Given exercise:
Could you write out the data from its start through the line containing "x-tick-label: 21: [49, 727, 66, 744]", substituting "price-tag-background" for "price-tag-bg" and leaving everything else unchanged?
---
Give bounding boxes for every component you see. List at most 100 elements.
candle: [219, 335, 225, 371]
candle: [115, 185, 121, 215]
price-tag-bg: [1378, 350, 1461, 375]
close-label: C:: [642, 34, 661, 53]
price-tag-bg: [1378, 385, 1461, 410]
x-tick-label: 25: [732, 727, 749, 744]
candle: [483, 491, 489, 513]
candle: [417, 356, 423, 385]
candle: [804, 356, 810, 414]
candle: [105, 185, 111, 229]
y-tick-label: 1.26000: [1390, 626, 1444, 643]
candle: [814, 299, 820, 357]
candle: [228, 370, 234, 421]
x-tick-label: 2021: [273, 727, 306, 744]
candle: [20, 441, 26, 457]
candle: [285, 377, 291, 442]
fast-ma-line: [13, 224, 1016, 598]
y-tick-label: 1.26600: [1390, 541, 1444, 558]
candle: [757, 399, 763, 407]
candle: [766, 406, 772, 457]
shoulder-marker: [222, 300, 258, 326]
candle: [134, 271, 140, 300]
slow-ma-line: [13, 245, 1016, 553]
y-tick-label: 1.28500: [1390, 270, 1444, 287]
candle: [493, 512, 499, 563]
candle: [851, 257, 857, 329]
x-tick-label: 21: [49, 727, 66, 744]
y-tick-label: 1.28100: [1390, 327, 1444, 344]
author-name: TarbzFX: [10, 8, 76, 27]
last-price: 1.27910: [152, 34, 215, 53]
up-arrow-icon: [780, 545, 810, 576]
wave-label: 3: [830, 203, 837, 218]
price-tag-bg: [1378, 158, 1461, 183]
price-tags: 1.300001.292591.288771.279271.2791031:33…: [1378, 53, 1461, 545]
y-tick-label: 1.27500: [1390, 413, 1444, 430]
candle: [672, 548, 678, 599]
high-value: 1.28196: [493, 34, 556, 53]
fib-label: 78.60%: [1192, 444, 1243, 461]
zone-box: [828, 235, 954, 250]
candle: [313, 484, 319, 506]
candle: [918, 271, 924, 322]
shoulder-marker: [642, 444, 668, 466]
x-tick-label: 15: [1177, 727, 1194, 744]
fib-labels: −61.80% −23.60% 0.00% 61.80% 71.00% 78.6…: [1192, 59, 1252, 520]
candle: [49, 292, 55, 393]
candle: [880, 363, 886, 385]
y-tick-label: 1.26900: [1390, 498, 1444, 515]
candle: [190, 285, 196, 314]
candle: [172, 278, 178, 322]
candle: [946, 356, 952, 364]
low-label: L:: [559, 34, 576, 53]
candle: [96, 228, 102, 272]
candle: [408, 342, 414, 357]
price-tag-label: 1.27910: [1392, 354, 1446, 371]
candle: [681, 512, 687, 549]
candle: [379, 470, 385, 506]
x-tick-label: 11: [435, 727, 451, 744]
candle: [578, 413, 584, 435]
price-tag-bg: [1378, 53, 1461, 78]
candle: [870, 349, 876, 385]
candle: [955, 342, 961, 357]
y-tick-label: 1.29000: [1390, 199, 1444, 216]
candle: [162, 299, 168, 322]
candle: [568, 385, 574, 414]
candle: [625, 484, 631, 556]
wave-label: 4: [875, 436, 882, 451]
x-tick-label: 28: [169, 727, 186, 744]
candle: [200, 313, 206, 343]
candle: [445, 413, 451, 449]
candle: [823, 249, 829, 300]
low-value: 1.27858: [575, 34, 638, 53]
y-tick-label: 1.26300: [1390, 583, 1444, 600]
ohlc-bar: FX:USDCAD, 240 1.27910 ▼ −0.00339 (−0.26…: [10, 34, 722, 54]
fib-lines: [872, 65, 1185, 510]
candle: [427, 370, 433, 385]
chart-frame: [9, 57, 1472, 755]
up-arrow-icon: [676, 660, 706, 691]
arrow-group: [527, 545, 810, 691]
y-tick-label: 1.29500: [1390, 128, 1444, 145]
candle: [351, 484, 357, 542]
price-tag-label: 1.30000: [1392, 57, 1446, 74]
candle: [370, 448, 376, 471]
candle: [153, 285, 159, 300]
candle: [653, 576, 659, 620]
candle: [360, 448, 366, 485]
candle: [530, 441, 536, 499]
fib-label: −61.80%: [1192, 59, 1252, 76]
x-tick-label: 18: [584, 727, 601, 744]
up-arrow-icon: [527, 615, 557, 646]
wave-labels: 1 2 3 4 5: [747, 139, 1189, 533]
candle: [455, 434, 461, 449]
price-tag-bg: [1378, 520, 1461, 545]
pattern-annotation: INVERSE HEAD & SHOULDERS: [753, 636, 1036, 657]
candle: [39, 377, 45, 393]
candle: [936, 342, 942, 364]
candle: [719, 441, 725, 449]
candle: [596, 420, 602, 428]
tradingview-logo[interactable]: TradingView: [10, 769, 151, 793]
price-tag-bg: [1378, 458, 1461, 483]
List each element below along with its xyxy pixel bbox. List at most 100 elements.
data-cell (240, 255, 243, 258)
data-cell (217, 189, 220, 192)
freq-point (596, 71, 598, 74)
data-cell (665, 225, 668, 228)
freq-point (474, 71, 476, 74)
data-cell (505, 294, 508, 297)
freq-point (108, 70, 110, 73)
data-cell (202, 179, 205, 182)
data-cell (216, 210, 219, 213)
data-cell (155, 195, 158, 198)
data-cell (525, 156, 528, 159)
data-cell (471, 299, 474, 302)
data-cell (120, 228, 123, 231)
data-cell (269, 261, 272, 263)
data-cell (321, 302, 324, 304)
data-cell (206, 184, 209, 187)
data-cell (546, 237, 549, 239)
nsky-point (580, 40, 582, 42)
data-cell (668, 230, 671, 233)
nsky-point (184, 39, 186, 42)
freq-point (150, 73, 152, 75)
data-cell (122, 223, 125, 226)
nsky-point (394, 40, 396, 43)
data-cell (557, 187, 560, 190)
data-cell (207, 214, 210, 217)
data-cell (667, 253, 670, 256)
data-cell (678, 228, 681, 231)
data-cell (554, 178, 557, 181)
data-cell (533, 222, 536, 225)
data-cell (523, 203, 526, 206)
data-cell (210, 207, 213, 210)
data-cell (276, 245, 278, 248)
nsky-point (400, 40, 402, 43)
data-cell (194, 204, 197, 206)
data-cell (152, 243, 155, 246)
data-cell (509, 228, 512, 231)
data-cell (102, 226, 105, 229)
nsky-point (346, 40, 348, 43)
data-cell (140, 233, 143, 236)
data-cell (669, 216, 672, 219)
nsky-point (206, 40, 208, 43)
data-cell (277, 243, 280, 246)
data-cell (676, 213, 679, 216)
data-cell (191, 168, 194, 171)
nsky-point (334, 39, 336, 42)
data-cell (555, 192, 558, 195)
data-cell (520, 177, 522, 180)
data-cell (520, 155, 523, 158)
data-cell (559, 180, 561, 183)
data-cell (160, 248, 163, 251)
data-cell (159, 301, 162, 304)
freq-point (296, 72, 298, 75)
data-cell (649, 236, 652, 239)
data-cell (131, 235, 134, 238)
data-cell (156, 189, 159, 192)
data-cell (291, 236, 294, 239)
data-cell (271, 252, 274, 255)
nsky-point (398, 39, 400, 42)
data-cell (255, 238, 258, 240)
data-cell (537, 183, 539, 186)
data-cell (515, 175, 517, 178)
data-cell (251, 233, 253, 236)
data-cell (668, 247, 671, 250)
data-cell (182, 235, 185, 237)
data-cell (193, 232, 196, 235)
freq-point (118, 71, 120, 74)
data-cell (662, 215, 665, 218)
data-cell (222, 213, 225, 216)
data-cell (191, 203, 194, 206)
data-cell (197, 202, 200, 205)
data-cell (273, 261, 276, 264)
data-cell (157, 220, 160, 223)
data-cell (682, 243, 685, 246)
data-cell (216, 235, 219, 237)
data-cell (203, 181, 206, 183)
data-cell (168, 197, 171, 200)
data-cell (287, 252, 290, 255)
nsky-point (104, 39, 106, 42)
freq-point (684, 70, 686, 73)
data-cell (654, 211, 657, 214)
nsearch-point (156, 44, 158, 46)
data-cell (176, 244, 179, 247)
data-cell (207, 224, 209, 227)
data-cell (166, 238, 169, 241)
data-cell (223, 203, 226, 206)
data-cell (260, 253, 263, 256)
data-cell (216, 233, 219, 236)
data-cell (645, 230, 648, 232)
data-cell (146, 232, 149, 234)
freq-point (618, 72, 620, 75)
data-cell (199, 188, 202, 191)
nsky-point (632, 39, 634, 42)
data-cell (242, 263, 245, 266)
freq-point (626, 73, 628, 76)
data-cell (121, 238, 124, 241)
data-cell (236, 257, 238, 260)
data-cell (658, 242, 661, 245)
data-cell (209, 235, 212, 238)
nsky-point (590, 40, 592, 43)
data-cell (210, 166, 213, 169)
---
Task result:
Give bounding boxes for every component you see. List at most 100 elements.
candle: [219, 335, 225, 371]
candle: [115, 185, 121, 215]
price-tag-background: [1378, 350, 1461, 375]
close-label: C:: [642, 34, 661, 53]
price-tag-background: [1378, 385, 1461, 410]
x-tick-label: 25: [732, 727, 749, 744]
candle: [483, 491, 489, 513]
candle: [417, 356, 423, 385]
candle: [804, 356, 810, 414]
candle: [105, 185, 111, 229]
y-tick-label: 1.26000: [1390, 626, 1444, 643]
candle: [814, 299, 820, 357]
candle: [228, 370, 234, 421]
x-tick-label: 2021: [273, 727, 306, 744]
candle: [20, 441, 26, 457]
candle: [285, 377, 291, 442]
fast-ma-line: [13, 224, 1016, 598]
y-tick-label: 1.26600: [1390, 541, 1444, 558]
candle: [757, 399, 763, 407]
candle: [766, 406, 772, 457]
shoulder-marker: [222, 300, 258, 326]
candle: [134, 271, 140, 300]
slow-ma-line: [13, 245, 1016, 553]
y-tick-label: 1.28500: [1390, 270, 1444, 287]
candle: [493, 512, 499, 563]
candle: [851, 257, 857, 329]
x-tick-label: 21: [49, 727, 66, 744]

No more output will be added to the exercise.